# Start of Recorded information

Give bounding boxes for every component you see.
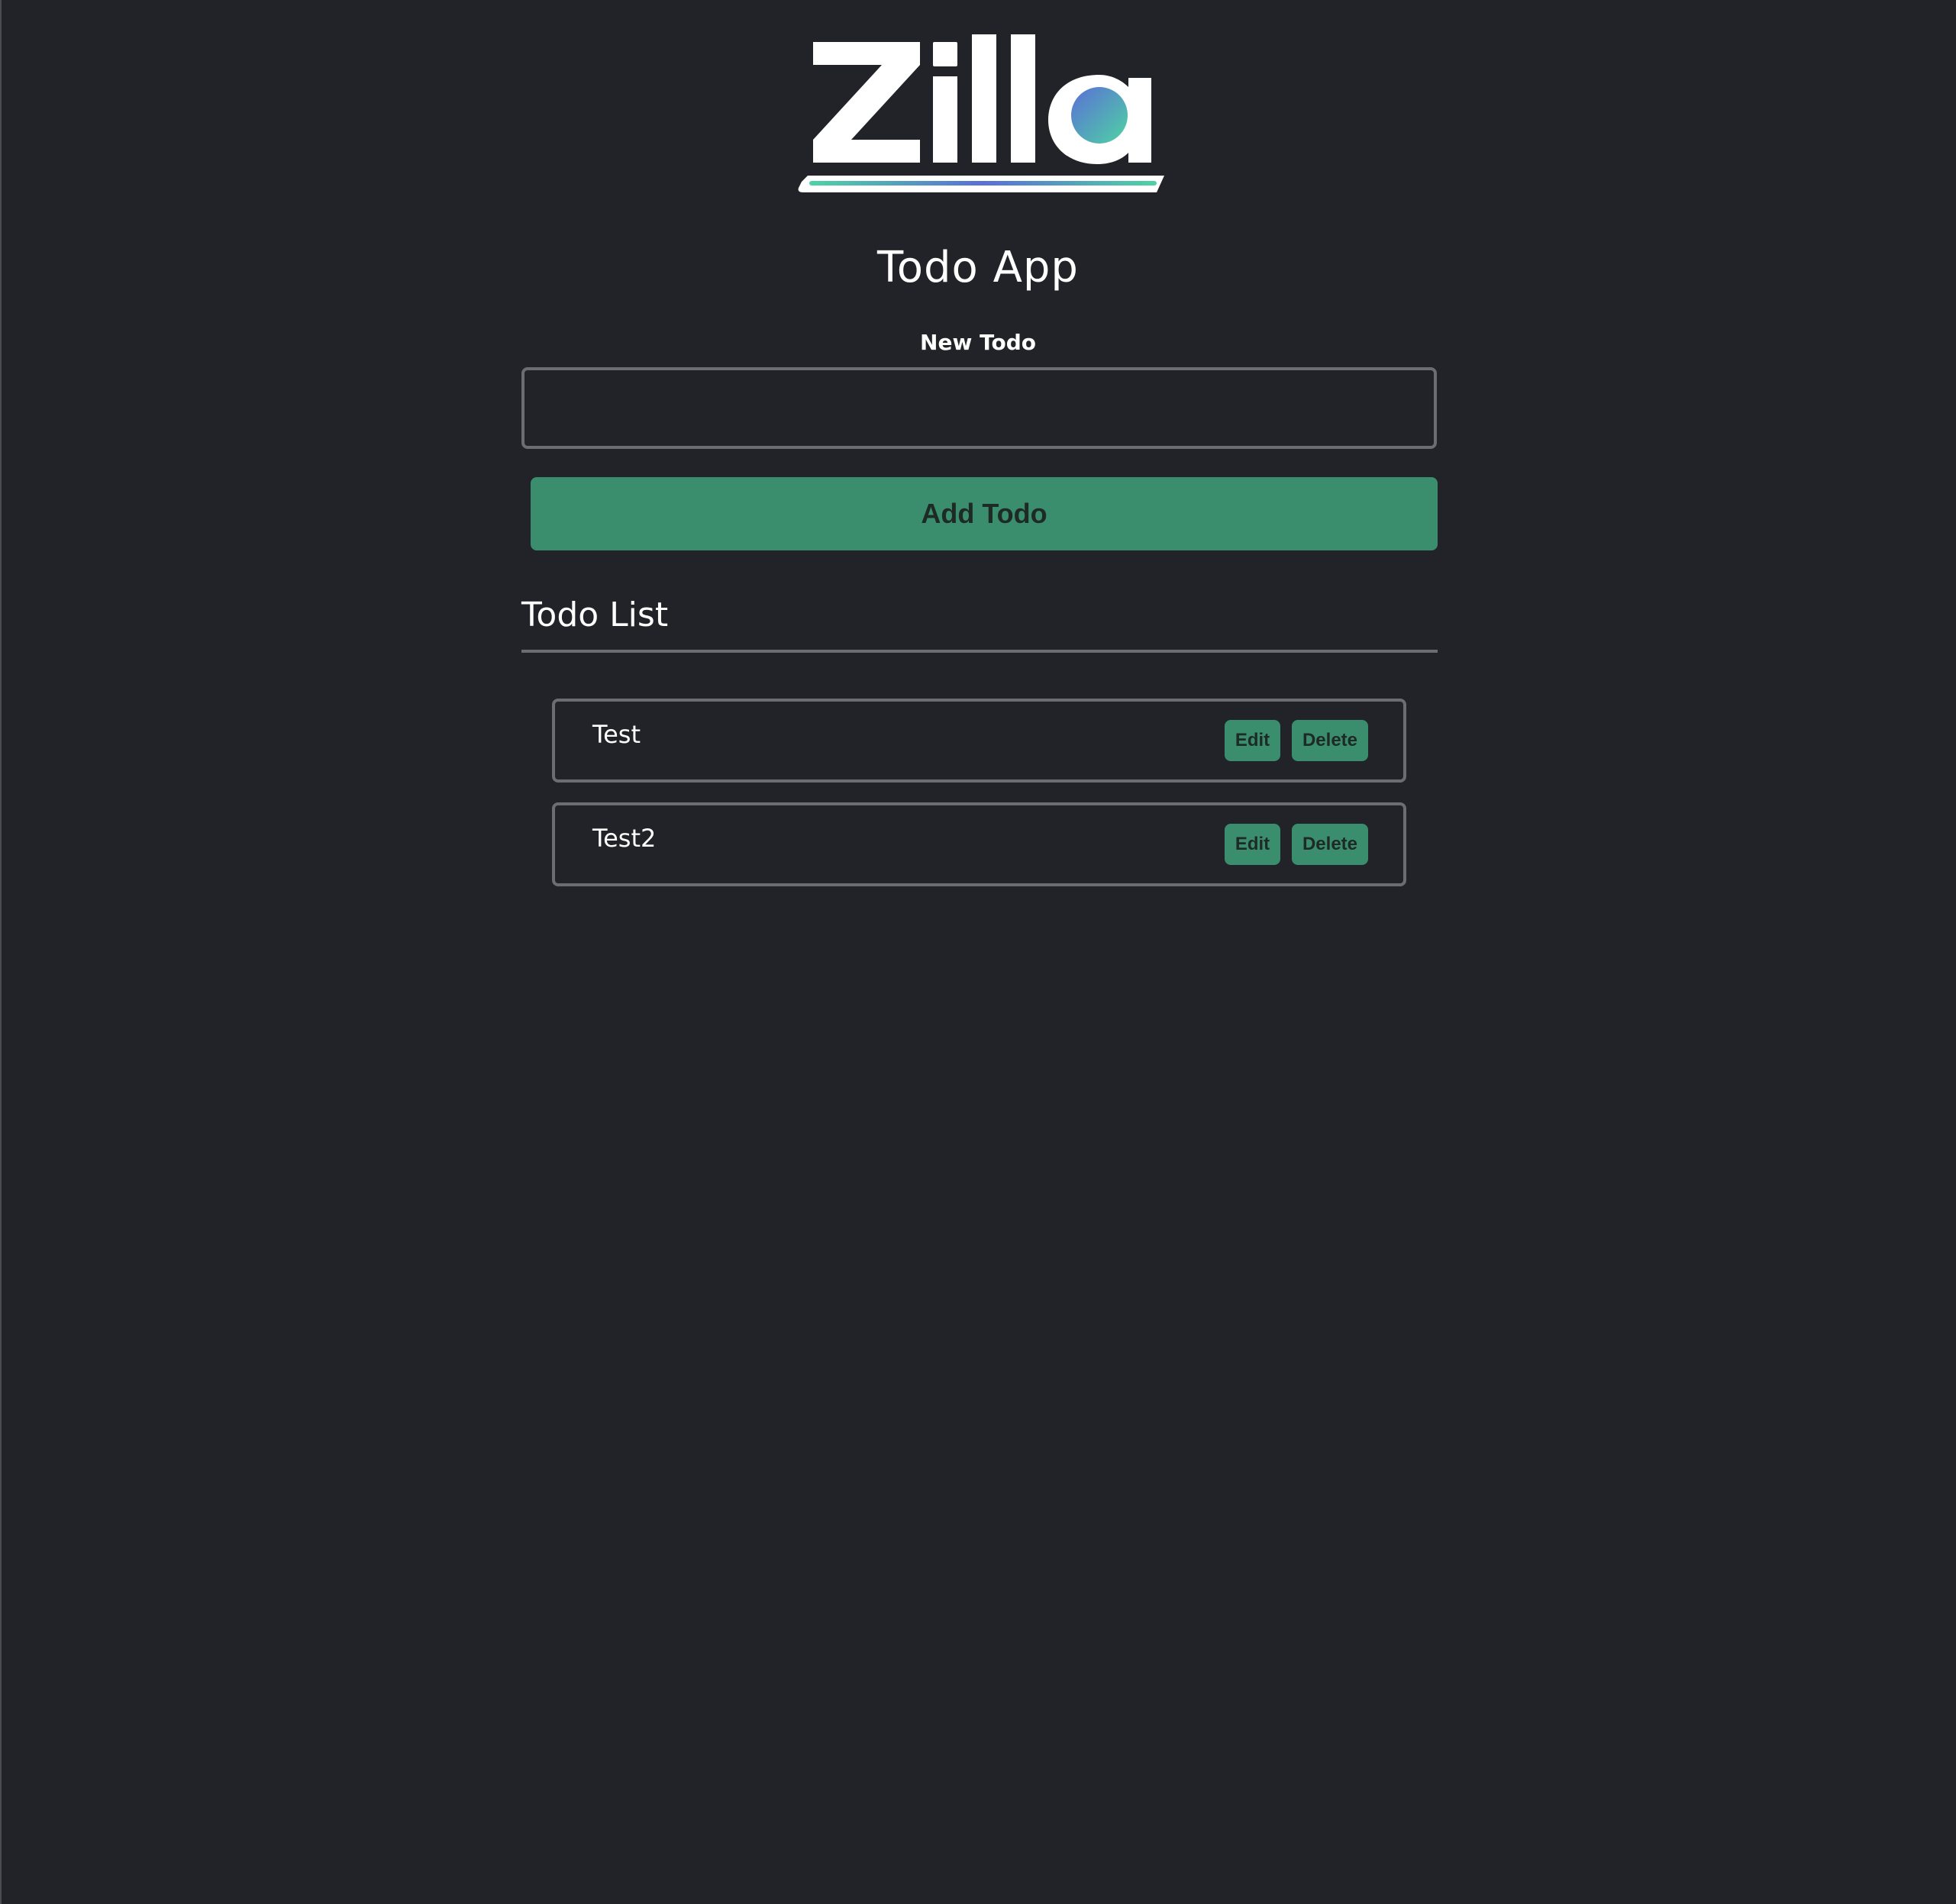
page-title: Todo App (877, 243, 1079, 292)
zilla-logo (794, 31, 1168, 202)
todo-list-heading: Todo List (521, 595, 669, 634)
todo-list-divider (521, 650, 1438, 653)
todo-item-text: Test (592, 720, 641, 749)
todo-item: Test2 Edit Delete (552, 802, 1406, 886)
todo-item-text: Test2 (592, 824, 657, 853)
delete-button[interactable]: Delete (1292, 720, 1368, 761)
add-todo-button[interactable]: Add Todo (531, 477, 1438, 550)
edit-button[interactable]: Edit (1225, 824, 1280, 865)
todo-item: Test Edit Delete (552, 699, 1406, 783)
delete-button[interactable]: Delete (1292, 824, 1368, 865)
new-todo-input[interactable] (521, 367, 1437, 449)
new-todo-label: New Todo (920, 330, 1036, 355)
edit-button[interactable]: Edit (1225, 720, 1280, 761)
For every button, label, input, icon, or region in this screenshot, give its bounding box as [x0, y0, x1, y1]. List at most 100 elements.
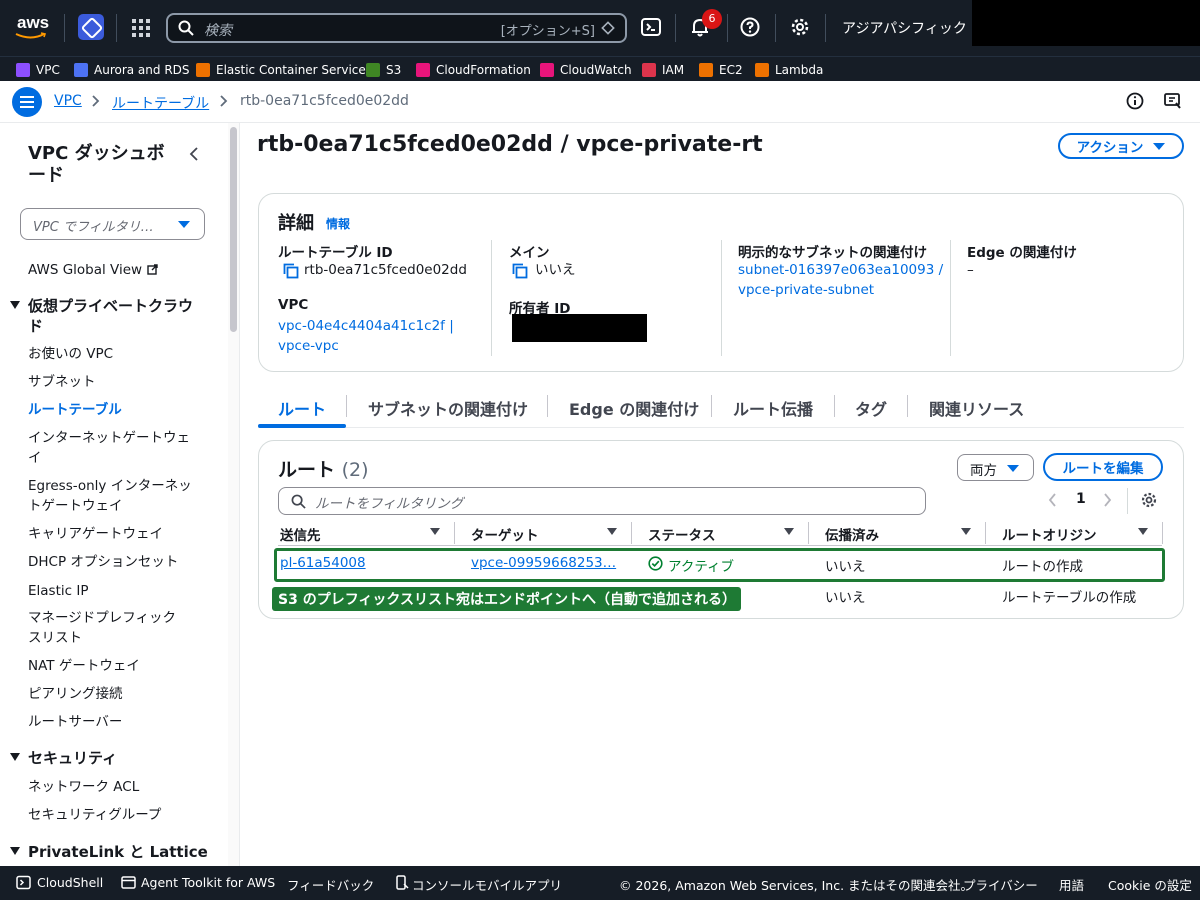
sidebar-item-security-groups[interactable]: セキュリティグループ: [28, 805, 203, 825]
subnet-association-link-name[interactable]: vpce-private-subnet: [738, 280, 874, 300]
sidebar-item-elastic-ips[interactable]: Elastic IP: [28, 581, 203, 601]
feedback-icon[interactable]: [1163, 91, 1183, 111]
route-scope-select[interactable]: 両方: [957, 454, 1034, 481]
search-icon: [178, 20, 194, 36]
caret-down-icon: [178, 221, 190, 228]
page-number[interactable]: 1: [1076, 491, 1086, 507]
sidebar-item-global-view[interactable]: AWS Global View: [28, 260, 203, 280]
sort-icon[interactable]: [607, 528, 617, 535]
copy-icon[interactable]: [512, 263, 528, 279]
details-info-link[interactable]: 情報: [326, 215, 350, 232]
services-grid-icon[interactable]: [132, 19, 150, 37]
sidebar-item-managed-prefix-lists[interactable]: マネージドプレフィックスリスト: [28, 608, 188, 648]
favorite-iam[interactable]: IAM: [642, 61, 684, 79]
breadcrumb-route-tables[interactable]: ルートテーブル: [112, 93, 209, 113]
sidebar-item-dhcp-option-sets[interactable]: DHCP オプションセット: [28, 552, 203, 572]
sort-icon[interactable]: [784, 528, 794, 535]
sidebar-item-network-acls[interactable]: ネットワーク ACL: [28, 777, 203, 797]
sidebar-item-peering-connections[interactable]: ピアリング接続: [28, 684, 203, 704]
favorite-ec2[interactable]: EC2: [699, 61, 743, 79]
actions-button[interactable]: アクション: [1058, 133, 1184, 159]
amazon-q-icon[interactable]: [78, 14, 104, 40]
favorite-lambda[interactable]: Lambda: [755, 61, 823, 79]
sidebar-section-privatelink[interactable]: PrivateLink と Lattice: [10, 842, 210, 862]
footer-cloudshell[interactable]: CloudShell: [37, 875, 103, 890]
tab-divider: [346, 395, 347, 417]
sidebar-item-subnets[interactable]: サブネット: [28, 372, 203, 392]
sidebar-item-route-servers[interactable]: ルートサーバー: [28, 712, 203, 732]
chevron-left-icon[interactable]: [188, 147, 200, 161]
breadcrumb-vpc[interactable]: VPC: [54, 93, 82, 109]
chevron-right-icon[interactable]: [1103, 493, 1112, 507]
subnet-association-link[interactable]: subnet-016397e063ea10093 /: [738, 260, 943, 280]
sidebar-item-your-vpcs[interactable]: お使いの VPC: [28, 344, 203, 364]
chevron-left-icon[interactable]: [1048, 493, 1057, 507]
column-divider[interactable]: [985, 522, 986, 544]
vpc-link-name[interactable]: vpce-vpc: [278, 336, 339, 356]
sort-icon[interactable]: [430, 528, 440, 535]
favorite-s3[interactable]: S3: [366, 61, 401, 79]
tab-tags[interactable]: タグ: [855, 396, 887, 420]
info-icon[interactable]: [1125, 91, 1145, 111]
column-header-status[interactable]: ステータス: [648, 524, 716, 544]
column-divider[interactable]: [631, 522, 632, 544]
footer-mobile-app[interactable]: コンソールモバイルアプリ: [412, 875, 562, 894]
main-label: メイン: [509, 245, 550, 261]
favorite-cloudformation[interactable]: CloudFormation: [416, 61, 531, 79]
route-table-id-label: ルートテーブル ID: [278, 245, 393, 261]
vpc-filter-select[interactable]: VPC でフィルタリ…: [20, 208, 205, 240]
column-divider: [491, 240, 492, 356]
sidebar-section-security[interactable]: セキュリティ: [10, 748, 210, 768]
favorite-ecs[interactable]: Elastic Container Service: [196, 61, 366, 79]
favorite-aurora-rds[interactable]: Aurora and RDS: [74, 61, 190, 79]
gear-icon[interactable]: [789, 16, 811, 38]
footer-terms[interactable]: 用語: [1059, 875, 1084, 894]
cloudformation-service-icon: [416, 63, 430, 77]
column-header-destination[interactable]: 送信先: [280, 524, 321, 544]
tab-related-resources[interactable]: 関連リソース: [929, 396, 1024, 420]
edit-routes-button[interactable]: ルートを編集: [1043, 453, 1163, 481]
sidebar-item-egress-only-igw[interactable]: Egress-only インターネットゲートウェイ: [28, 476, 196, 516]
sidebar-item-carrier-gateways[interactable]: キャリアゲートウェイ: [28, 524, 203, 544]
gear-icon[interactable]: [1140, 491, 1158, 509]
mobile-app-icon: [396, 875, 409, 890]
aws-logo[interactable]: aws: [12, 12, 52, 40]
vpc-link[interactable]: vpc-04e4c4404a41c1c2f |: [278, 316, 454, 336]
tab-edge-associations[interactable]: Edge の関連付け: [569, 396, 699, 420]
column-header-propagated[interactable]: 伝播済み: [825, 524, 879, 544]
search-placeholder: 検索: [204, 23, 232, 39]
sort-icon[interactable]: [961, 528, 971, 535]
column-divider[interactable]: [454, 522, 455, 544]
sidebar-section-vpc[interactable]: 仮想プライベートクラウド: [10, 296, 210, 336]
help-icon[interactable]: [739, 16, 761, 38]
vpc-label: VPC: [278, 297, 309, 313]
cloudshell-icon[interactable]: [640, 16, 662, 38]
global-search-input[interactable]: 検索 [オプション+S]: [166, 13, 627, 43]
footer-agent-toolkit[interactable]: Agent Toolkit for AWS: [141, 875, 275, 890]
copy-icon[interactable]: [283, 263, 299, 279]
page-title: rtb-0ea71c5fced0e02dd / vpce-private-rt: [257, 132, 763, 157]
sidebar-scrollbar-thumb[interactable]: [230, 127, 237, 332]
favorite-cloudwatch[interactable]: CloudWatch: [540, 61, 632, 79]
footer-privacy[interactable]: プライバシー: [963, 875, 1038, 894]
footer-feedback[interactable]: フィードバック: [287, 875, 374, 894]
column-divider: [1162, 522, 1163, 544]
tab-route-propagation[interactable]: ルート伝播: [733, 396, 813, 420]
tab-subnet-associations[interactable]: サブネットの関連付け: [368, 396, 528, 420]
sidebar-item-route-tables[interactable]: ルートテーブル: [28, 400, 203, 420]
footer-cookie-settings[interactable]: Cookie の設定: [1108, 875, 1192, 894]
favorite-vpc[interactable]: VPC: [16, 61, 60, 79]
tab-routes[interactable]: ルート: [278, 396, 326, 420]
sidebar-item-nat-gateways[interactable]: NAT ゲートウェイ: [28, 656, 203, 676]
sidebar-item-internet-gateways[interactable]: インターネットゲートウェイ: [28, 428, 193, 468]
hamburger-menu-button[interactable]: [12, 87, 42, 117]
column-divider[interactable]: [808, 522, 809, 544]
side-navigation: VPC ダッシュボード VPC でフィルタリ… AWS Global View …: [0, 123, 228, 866]
column-header-route-origin[interactable]: ルートオリジン: [1002, 524, 1097, 544]
footer-copyright: © 2026, Amazon Web Services, Inc. またはその関…: [619, 878, 974, 893]
sidebar-title[interactable]: VPC ダッシュボード: [28, 143, 178, 187]
redacted-owner-id: [512, 314, 647, 342]
sort-icon[interactable]: [1138, 528, 1148, 535]
column-header-target[interactable]: ターゲット: [471, 524, 539, 544]
route-filter-input[interactable]: ルートをフィルタリング: [278, 487, 926, 515]
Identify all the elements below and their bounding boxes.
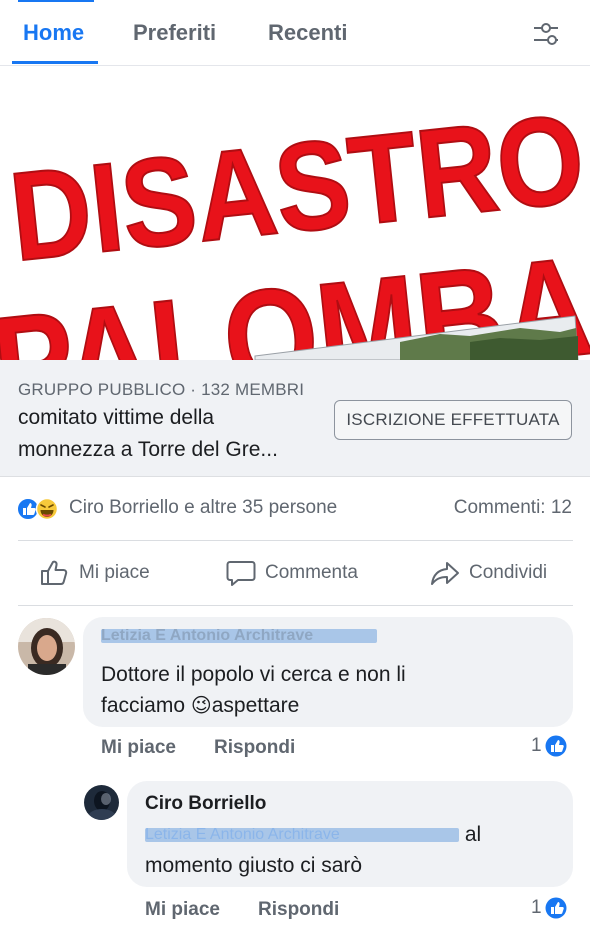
reply-text-line2: momento giusto ci sarò <box>145 854 363 877</box>
share-button[interactable]: Condividi <box>430 559 547 587</box>
tab-recenti[interactable]: Recenti <box>268 20 347 46</box>
tab-preferiti[interactable]: Preferiti <box>133 20 216 46</box>
like-reaction-icon <box>17 498 39 520</box>
comment-button-label: Commenta <box>265 562 358 583</box>
comment-like-count[interactable]: 1 <box>531 735 567 757</box>
reaction-icons <box>17 497 65 521</box>
comment-author-name[interactable]: Letizia E Antonio Architrave <box>101 629 377 643</box>
group-name[interactable]: comitato vittime della monnezza a Torre … <box>18 402 318 466</box>
reply-reply-link[interactable]: Rispondi <box>258 899 339 921</box>
reply-author-name[interactable]: Ciro Borriello <box>145 793 266 815</box>
group-cover-image[interactable]: DISASTRO PALOMBA <box>0 66 590 360</box>
comment-bubble-icon <box>226 561 256 586</box>
like-reaction-icon <box>545 735 567 757</box>
group-name-line2: monnezza a Torre del Gre... <box>18 438 278 461</box>
comment-like-link[interactable]: Mi piace <box>101 737 176 759</box>
share-arrow-icon <box>431 562 459 585</box>
wink-emoji-icon: 😉 <box>190 695 212 717</box>
tab-home[interactable]: Home <box>23 20 84 46</box>
active-tab-top-indicator <box>18 0 94 2</box>
like-button[interactable]: Mi piace <box>40 559 150 587</box>
comment-bubble[interactable]: Letizia E Antonio Architrave Dottore il … <box>83 617 573 727</box>
reply-like-link[interactable]: Mi piace <box>145 899 220 921</box>
reply-bubble[interactable]: Ciro Borriello Letizia E Antonio Architr… <box>127 781 573 887</box>
sliders-icon[interactable] <box>528 18 564 50</box>
mention-link[interactable]: Letizia E Antonio Architrave <box>145 828 459 843</box>
reactions-summary[interactable]: Ciro Borriello e altre 35 persone Commen… <box>0 478 590 540</box>
joined-button[interactable]: ISCRIZIONE EFFETTUATA <box>334 400 572 440</box>
comment-button[interactable]: Commenta <box>226 559 358 587</box>
share-button-label: Condividi <box>469 562 548 583</box>
like-reaction-icon <box>545 897 567 919</box>
avatar[interactable] <box>84 785 119 820</box>
active-tab-underline <box>12 61 98 64</box>
group-info-panel: GRUPPO PUBBLICO · 132 MEMBRI comitato vi… <box>0 360 590 477</box>
post-actions-bar: Mi piace Commenta Condividi <box>0 541 590 605</box>
reply-like-count[interactable]: 1 <box>531 897 567 919</box>
divider <box>18 605 573 606</box>
top-tab-bar: Home Preferiti Recenti <box>0 0 590 66</box>
comments-count[interactable]: Commenti: 12 <box>454 497 572 519</box>
haha-reaction-icon <box>35 497 59 521</box>
group-name-line1: comitato vittime della <box>18 406 215 429</box>
reactions-text: Ciro Borriello e altre 35 persone <box>69 497 338 518</box>
comment-reply-link[interactable]: Rispondi <box>214 737 295 759</box>
group-meta: GRUPPO PUBBLICO · 132 MEMBRI <box>18 380 305 399</box>
avatar[interactable] <box>18 618 75 675</box>
thumbs-up-icon <box>41 560 68 585</box>
comment-text: Dottore il popolo vi cerca e non li facc… <box>101 663 406 717</box>
like-button-label: Mi piace <box>79 562 150 583</box>
reply-text-line1: Letizia E Antonio Architrave al <box>145 823 482 846</box>
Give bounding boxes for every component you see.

# End of Recorded information

• Problem to solve: Format everything from the line containing "805, 203, 825]" down to the line containing "260, 943, 280]" as a JSON list of strings, one string per line and blank lines omitted.

• Written response:
[
  "sidebar-item-security-groups[interactable]: セキュリティグループ: [28, 805, 203, 825]",
  "subnet-association-link-name[interactable]: vpce-private-subnet: [738, 280, 874, 300]",
  "sidebar-item-elastic-ips[interactable]: Elastic IP: [28, 581, 203, 601]",
  "feedback-icon[interactable]: [1163, 91, 1183, 111]",
  "route-scope-select[interactable]: 両方: [957, 454, 1034, 481]",
  "search-icon: [178, 20, 194, 36]",
  "caret-down-icon: [178, 221, 190, 228]",
  "page-number[interactable]: 1: [1076, 491, 1086, 507]",
  "sidebar-item-global-view[interactable]: AWS Global View: [28, 260, 203, 280]",
  "sort-icon[interactable]: [607, 528, 617, 535]",
  "copy-icon[interactable]: [512, 263, 528, 279]",
  "details-info-link[interactable]: 情報: [326, 215, 350, 232]",
  "services-grid-icon[interactable]: [132, 19, 150, 37]",
  "sidebar-item-managed-prefix-lists[interactable]: マネージドプレフィックスリスト: [28, 608, 188, 648]",
  "favorite-iam[interactable]: IAM: [642, 61, 684, 79]",
  "breadcrumb-route-tables[interactable]: ルートテーブル: [112, 93, 209, 113]",
  "sidebar-item-dhcp-option-sets[interactable]: DHCP オプションセット: [28, 552, 203, 572]",
  "sort-icon[interactable]: [784, 528, 794, 535]",
  "sidebar-item-network-acls[interactable]: ネットワーク ACL: [28, 777, 203, 797]",
  "sidebar-item-peering-connections[interactable]: ピアリング接続: [28, 684, 203, 704]",
  "favorite-ec2[interactable]: EC2: [699, 61, 743, 79]",
  "actions-button[interactable]: アクション: [1058, 133, 1184, 159]",
  "amazon-q-icon[interactable]: [78, 14, 104, 40]",
  "favorite-lambda[interactable]: Lambda: [755, 61, 823, 79]",
  "sidebar-section-privatelink[interactable]: PrivateLink と Lattice: [10, 842, 210, 862]",
  "footer-cloudshell[interactable]: CloudShell: [37, 875, 103, 890]",
  "tab-divider: [346, 395, 347, 417]",
  "sidebar-item-subnets[interactable]: サブネット: [28, 372, 203, 392]",
  "sidebar-item-route-servers[interactable]: ルートサーバー: [28, 712, 203, 732]",
  "chevron-left-icon[interactable]: [188, 147, 200, 161]",
  "breadcrumb-vpc[interactable]: VPC: [54, 93, 82, 109]",
  "chevron-right-icon[interactable]: [1103, 493, 1112, 507]",
  "subnet-association-link[interactable]: subnet-016397e063ea10093 /: [738, 260, 943, 280]"
]